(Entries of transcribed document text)
◆ ◆ ◆ ◆ ◆ ◆ ◆

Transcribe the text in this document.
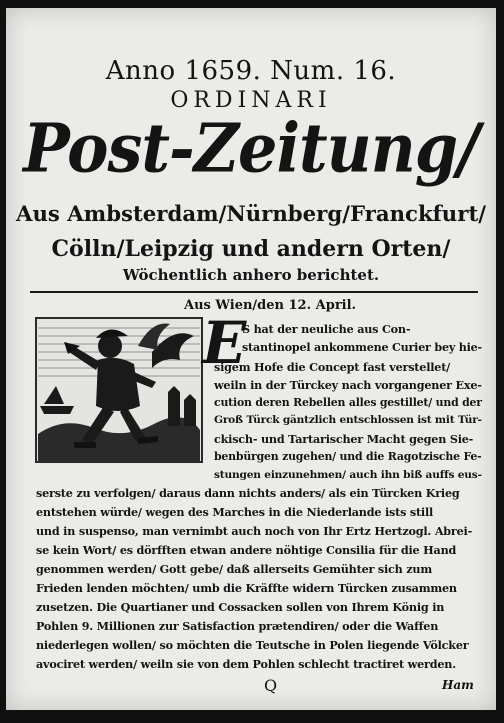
Anno 1659. Num. 16.
ORDINARI
Post-Zeitung/
Aus Ambsterdam/Nürnberg/Franckfurt/
Cölln/Leipzig und andern Orten/
Wöchentlich anhero berichtet.
Aus Wien/den 12. April.
E
S hat der neuliche aus Con-
stantinopel ankommene Curier bey hie-
sigem Hofe die Concept fast verstellet/
weiln in der Türckey nach vorgangener Exe-
cution deren Rebellen alles gestillet/ und der
Groß Türck gäntzlich entschlossen ist mit Tür-
ckisch- und Tartarischer Macht gegen Sie-
benbürgen zugehen/ und die Ragotzische Fe-
stungen einzunehmen/ auch ihn biß auffs eus-
serste zu verfolgen/ daraus dann nichts anders/ als ein Türcken Krieg
entstehen würde/ wegen des Marches in die Niederlande ists still
und in suspenso, man vernimbt auch noch von Ihr Ertz Hertzogl. Abrei-
se kein Wort/ es dörfften etwan andere nöhtige Consilia für die Hand
genommen werden/ Gott gebe/ daß allerseits Gemühter sich zum
Frieden lenden möchten/ umb die Kräffte widern Türcken zusammen
zusetzen. Die Quartianer und Cossacken sollen von Ihrem König in
Pohlen 9. Millionen zur Satisfaction prætendiren/ oder die Waffen
niederlegen wollen/ so möchten die Teutsche in Polen liegende Völcker
avociret werden/ weiln sie von dem Pohlen schlecht tractiret werden.
Q	Ham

◆ ◆ ◆ ◆ ◆ ◆ ◆

**Aim of the exercise**
Copy each line above precisely, dropping the pictures.

**Solution**
Transcribe the text in this document.
Anno 1659. Num. 16.
ORDINARI
Post-Zeitung/
Aus Ambsterdam/Nürnberg/Franckfurt/
Cölln/Leipzig und andern Orten/
Wöchentlich anhero berichtet.
Aus Wien/den 12. April.
E
S hat der neuliche aus Con-
stantinopel ankommene Curier bey hie-
sigem Hofe die Concept fast verstellet/
weiln in der Türckey nach vorgangener Exe-
cution deren Rebellen alles gestillet/ und der
Groß Türck gäntzlich entschlossen ist mit Tür-
ckisch- und Tartarischer Macht gegen Sie-
benbürgen zugehen/ und die Ragotzische Fe-
stungen einzunehmen/ auch ihn biß auffs eus-
serste zu verfolgen/ daraus dann nichts anders/ als ein Türcken Krieg
entstehen würde/ wegen des Marches in die Niederlande ists still
und in suspenso, man vernimbt auch noch von Ihr Ertz Hertzogl. Abrei-
se kein Wort/ es dörfften etwan andere nöhtige Consilia für die Hand
genommen werden/ Gott gebe/ daß allerseits Gemühter sich zum
Frieden lenden möchten/ umb die Kräffte widern Türcken zusammen
zusetzen. Die Quartianer und Cossacken sollen von Ihrem König in
Pohlen 9. Millionen zur Satisfaction prætendiren/ oder die Waffen
niederlegen wollen/ so möchten die Teutsche in Polen liegende Völcker
avociret werden/ weiln sie von dem Pohlen schlecht tractiret werden.
Q	Ham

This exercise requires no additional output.